What is being asked: Your task is to reproduce the entries below word for word.

## START Material shown

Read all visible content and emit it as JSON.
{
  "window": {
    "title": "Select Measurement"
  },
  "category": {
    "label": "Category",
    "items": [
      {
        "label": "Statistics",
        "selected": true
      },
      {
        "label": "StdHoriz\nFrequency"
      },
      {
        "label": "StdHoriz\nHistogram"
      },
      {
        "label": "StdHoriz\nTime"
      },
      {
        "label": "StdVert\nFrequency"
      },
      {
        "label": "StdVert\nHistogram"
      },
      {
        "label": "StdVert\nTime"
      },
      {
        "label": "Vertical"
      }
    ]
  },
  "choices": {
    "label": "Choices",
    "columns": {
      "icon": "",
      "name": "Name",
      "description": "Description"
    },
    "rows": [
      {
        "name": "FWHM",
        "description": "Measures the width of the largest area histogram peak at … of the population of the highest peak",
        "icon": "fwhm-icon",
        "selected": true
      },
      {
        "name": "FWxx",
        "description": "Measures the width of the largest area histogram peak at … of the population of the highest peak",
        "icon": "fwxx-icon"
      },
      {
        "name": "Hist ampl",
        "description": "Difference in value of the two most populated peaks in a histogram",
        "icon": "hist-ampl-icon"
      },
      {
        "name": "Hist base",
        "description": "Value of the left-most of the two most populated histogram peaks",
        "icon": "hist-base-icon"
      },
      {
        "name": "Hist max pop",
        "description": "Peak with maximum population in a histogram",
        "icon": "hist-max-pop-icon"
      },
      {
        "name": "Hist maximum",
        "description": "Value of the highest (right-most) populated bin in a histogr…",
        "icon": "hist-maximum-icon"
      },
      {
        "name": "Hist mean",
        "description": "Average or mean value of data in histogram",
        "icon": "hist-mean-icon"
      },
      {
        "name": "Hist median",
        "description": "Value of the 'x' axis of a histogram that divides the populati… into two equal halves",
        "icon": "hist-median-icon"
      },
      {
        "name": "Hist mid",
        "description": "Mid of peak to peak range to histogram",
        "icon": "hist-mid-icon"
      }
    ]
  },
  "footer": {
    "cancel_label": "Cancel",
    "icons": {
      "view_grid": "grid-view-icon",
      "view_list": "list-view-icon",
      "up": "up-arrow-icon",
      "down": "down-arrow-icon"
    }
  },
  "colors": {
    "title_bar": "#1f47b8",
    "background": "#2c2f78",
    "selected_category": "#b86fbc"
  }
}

## END Material shown

Solution to the exercise:
Read all visible content and emit it as JSON.
{
  "window": {
    "title": "Select Measurement"
  },
  "category": {
    "label": "Category",
    "items": [
      {
        "label": "Statistics",
        "selected": true
      },
      {
        "label": "StdHoriz\nFrequency"
      },
      {
        "label": "StdHoriz\nHistogram"
      },
      {
        "label": "StdHoriz\nTime"
      },
      {
        "label": "StdVert\nFrequency"
      },
      {
        "label": "StdVert\nHistogram"
      },
      {
        "label": "StdVert\nTime"
      },
      {
        "label": "Vertical"
      }
    ]
  },
  "choices": {
    "label": "Choices",
    "columns": {
      "icon": "",
      "name": "Name",
      "description": "Description"
    },
    "rows": [
      {
        "name": "FWHM",
        "description": "Measures the width of the largest area histogram peak at … of the population of the highest peak",
        "icon": "fwhm-icon",
        "selected": true
      },
      {
        "name": "FWxx",
        "description": "Measures the width of the largest area histogram peak at … of the population of the highest peak",
        "icon": "fwxx-icon"
      },
      {
        "name": "Hist ampl",
        "description": "Difference in value of the two most populated peaks in a histogram",
        "icon": "hist-ampl-icon"
      },
      {
        "name": "Hist base",
        "description": "Value of the left-most of the two most populated histogram peaks",
        "icon": "hist-base-icon"
      },
      {
        "name": "Hist max pop",
        "description": "Peak with maximum population in a histogram",
        "icon": "hist-max-pop-icon"
      },
      {
        "name": "Hist maximum",
        "description": "Value of the highest (right-most) populated bin in a histogr…",
        "icon": "hist-maximum-icon"
      },
      {
        "name": "Hist mean",
        "description": "Average or mean value of data in histogram",
        "icon": "hist-mean-icon"
      },
      {
        "name": "Hist median",
        "description": "Value of the 'x' axis of a histogram that divides the populati… into two equal halves",
        "icon": "hist-median-icon"
      },
      {
        "name": "Hist mid",
        "description": "Mid of peak to peak range to histogram",
        "icon": "hist-mid-icon"
      }
    ]
  },
  "footer": {
    "cancel_label": "Cancel",
    "icons": {
      "view_grid": "grid-view-icon",
      "view_list": "list-view-icon",
      "up": "up-arrow-icon",
      "down": "down-arrow-icon"
    }
  },
  "colors": {
    "title_bar": "#1f47b8",
    "background": "#2c2f78",
    "selected_category": "#b86fbc"
  }
}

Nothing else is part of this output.